What is required: Find each line with the string "Read" and copy it.

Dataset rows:
## start
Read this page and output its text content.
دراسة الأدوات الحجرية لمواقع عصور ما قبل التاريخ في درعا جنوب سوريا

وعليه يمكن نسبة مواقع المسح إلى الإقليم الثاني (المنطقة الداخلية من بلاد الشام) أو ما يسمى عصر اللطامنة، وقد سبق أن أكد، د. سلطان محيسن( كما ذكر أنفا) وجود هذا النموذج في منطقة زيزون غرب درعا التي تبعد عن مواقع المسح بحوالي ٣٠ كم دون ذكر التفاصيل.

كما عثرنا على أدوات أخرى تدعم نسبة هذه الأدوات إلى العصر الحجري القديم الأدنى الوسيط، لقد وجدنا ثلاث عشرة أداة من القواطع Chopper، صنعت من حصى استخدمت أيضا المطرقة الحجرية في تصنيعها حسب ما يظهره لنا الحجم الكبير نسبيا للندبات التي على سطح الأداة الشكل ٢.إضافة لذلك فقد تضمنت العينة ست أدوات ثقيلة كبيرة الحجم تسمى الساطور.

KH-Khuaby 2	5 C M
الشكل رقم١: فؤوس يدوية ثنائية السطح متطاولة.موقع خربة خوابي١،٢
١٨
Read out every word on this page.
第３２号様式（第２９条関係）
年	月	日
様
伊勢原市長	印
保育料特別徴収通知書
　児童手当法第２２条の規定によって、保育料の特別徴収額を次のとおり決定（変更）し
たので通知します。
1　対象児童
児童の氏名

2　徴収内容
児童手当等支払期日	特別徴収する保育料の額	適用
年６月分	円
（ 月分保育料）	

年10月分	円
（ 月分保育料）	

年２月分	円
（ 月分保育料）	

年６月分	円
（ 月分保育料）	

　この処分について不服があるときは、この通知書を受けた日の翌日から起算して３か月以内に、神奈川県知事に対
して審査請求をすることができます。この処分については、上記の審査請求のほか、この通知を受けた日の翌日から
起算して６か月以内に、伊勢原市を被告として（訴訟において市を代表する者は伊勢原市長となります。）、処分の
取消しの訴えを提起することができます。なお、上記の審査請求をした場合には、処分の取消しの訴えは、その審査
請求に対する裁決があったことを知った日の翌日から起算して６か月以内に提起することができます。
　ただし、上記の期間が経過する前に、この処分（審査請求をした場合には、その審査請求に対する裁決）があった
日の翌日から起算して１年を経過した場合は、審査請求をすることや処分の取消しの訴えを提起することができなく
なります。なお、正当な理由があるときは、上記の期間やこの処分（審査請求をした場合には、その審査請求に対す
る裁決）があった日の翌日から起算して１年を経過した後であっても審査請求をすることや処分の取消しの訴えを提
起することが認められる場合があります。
## end
Task response:
Read this page and output its text content.
Read out every word on this page.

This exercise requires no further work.